*Exercise directions*. Pick out the lines below that include the string "Search".

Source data
※ ※ ※

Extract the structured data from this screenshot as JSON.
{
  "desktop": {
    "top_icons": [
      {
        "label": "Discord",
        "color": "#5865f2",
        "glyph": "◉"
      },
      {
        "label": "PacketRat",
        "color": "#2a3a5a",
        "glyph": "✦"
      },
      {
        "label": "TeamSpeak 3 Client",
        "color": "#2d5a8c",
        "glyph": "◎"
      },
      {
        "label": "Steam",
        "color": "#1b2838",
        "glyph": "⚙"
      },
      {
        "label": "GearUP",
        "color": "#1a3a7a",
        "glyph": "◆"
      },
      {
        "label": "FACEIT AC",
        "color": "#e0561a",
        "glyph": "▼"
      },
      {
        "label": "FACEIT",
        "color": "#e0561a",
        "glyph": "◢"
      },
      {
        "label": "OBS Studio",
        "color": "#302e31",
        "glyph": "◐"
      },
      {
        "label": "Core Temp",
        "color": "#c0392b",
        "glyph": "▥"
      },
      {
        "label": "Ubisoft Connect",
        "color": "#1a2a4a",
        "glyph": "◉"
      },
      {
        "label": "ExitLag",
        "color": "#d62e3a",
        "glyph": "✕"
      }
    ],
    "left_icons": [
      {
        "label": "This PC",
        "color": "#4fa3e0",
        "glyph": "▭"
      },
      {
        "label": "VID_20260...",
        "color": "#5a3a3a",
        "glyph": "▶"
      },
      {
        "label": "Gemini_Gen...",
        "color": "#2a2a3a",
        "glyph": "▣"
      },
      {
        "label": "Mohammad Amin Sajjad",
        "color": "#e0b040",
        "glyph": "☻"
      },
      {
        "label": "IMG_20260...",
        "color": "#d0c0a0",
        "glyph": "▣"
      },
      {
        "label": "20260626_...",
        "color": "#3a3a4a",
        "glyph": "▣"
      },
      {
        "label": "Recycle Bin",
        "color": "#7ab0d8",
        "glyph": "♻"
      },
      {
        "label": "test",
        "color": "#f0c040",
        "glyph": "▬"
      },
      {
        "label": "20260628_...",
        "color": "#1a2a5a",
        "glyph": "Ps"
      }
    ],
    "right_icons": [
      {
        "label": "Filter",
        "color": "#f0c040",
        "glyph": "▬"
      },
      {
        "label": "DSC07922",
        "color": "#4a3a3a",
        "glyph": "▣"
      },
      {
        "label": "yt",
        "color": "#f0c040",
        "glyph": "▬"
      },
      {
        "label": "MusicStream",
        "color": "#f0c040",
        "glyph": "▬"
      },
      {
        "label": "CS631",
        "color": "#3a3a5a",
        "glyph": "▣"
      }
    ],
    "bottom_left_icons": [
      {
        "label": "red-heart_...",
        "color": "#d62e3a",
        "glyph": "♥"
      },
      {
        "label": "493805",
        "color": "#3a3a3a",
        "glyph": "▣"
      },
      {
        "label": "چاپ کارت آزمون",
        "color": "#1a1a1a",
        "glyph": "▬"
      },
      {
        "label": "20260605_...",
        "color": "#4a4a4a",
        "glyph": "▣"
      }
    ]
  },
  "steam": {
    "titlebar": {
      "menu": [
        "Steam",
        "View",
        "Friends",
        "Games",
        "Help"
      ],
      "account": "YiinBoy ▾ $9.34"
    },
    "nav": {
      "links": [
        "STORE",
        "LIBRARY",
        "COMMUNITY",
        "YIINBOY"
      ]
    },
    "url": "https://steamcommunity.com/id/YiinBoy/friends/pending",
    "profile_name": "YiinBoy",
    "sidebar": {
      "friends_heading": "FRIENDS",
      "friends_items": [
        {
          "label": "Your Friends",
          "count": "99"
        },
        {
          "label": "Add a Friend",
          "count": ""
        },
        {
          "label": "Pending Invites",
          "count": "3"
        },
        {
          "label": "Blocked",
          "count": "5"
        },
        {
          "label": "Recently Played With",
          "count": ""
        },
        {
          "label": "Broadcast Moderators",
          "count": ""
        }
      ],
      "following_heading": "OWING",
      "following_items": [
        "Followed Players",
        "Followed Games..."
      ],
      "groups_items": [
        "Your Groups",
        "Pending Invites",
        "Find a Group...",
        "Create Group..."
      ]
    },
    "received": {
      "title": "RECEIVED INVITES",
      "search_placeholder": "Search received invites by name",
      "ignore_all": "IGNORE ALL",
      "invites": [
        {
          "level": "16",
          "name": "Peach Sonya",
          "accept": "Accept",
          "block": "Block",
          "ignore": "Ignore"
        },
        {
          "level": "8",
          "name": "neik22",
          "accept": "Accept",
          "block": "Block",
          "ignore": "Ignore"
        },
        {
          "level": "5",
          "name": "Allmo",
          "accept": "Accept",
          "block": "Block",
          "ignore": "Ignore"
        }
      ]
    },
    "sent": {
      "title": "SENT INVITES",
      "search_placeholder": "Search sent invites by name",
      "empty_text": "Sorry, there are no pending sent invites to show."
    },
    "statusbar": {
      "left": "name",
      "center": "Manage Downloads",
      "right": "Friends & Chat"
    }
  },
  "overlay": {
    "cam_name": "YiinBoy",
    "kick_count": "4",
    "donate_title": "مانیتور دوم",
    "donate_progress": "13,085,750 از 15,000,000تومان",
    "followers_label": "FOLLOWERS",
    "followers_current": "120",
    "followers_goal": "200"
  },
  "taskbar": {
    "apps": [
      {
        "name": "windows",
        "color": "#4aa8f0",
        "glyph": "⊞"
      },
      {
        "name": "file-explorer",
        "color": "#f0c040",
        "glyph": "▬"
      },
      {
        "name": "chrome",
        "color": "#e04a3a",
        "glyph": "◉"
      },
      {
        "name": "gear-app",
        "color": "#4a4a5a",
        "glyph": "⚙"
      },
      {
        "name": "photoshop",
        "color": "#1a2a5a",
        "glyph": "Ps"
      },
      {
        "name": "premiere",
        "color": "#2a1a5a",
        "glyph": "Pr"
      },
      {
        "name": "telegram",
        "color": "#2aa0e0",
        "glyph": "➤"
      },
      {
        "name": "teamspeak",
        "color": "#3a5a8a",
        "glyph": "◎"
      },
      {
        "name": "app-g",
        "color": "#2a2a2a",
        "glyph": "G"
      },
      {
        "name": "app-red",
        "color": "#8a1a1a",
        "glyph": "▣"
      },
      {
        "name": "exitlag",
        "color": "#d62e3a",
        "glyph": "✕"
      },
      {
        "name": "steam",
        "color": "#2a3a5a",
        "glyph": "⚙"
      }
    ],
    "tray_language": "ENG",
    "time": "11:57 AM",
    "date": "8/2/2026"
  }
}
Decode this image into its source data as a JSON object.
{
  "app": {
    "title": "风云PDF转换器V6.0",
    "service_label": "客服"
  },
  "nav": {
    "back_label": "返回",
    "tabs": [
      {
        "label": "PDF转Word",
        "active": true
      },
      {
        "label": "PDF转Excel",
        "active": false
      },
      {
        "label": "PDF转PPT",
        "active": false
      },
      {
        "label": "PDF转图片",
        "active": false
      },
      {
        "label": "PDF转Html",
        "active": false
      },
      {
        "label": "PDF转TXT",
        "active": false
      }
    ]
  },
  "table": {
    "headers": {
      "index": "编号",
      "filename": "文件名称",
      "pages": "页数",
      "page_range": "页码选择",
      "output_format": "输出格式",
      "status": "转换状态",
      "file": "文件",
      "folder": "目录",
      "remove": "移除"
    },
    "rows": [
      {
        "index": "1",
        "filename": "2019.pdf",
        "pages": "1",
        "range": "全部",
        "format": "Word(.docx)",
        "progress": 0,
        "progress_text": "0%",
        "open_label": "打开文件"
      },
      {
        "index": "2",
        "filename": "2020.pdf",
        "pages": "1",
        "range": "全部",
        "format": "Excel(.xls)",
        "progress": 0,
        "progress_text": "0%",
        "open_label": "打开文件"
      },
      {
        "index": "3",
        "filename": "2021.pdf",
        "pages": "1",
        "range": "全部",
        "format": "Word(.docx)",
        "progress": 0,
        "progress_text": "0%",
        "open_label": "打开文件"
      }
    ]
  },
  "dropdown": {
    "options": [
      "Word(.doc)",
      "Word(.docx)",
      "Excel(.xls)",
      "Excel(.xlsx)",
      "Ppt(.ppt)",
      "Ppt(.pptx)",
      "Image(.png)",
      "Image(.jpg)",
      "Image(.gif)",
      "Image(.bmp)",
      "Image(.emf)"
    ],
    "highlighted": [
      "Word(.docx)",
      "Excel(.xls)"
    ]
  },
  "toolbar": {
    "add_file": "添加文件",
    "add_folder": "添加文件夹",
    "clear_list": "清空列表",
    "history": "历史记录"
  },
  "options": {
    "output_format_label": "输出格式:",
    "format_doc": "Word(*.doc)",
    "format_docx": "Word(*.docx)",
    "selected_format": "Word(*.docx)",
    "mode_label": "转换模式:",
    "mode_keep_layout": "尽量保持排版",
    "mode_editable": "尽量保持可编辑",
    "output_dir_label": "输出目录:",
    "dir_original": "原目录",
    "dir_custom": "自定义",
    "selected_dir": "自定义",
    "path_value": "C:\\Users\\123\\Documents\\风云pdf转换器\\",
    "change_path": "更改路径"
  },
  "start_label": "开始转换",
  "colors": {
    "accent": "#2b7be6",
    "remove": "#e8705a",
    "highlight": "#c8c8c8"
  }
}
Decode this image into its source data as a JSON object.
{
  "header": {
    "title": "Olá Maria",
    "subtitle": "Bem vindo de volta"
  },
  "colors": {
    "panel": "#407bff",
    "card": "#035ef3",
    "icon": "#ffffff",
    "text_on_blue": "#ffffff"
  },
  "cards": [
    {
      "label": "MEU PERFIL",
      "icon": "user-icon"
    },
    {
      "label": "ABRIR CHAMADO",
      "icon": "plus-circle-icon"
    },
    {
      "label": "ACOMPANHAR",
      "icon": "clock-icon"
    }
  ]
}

※ ※ ※

*Worked answer*.
      "search_placeholder": "Search received invites by name",
      "search_placeholder": "Search sent invites by name",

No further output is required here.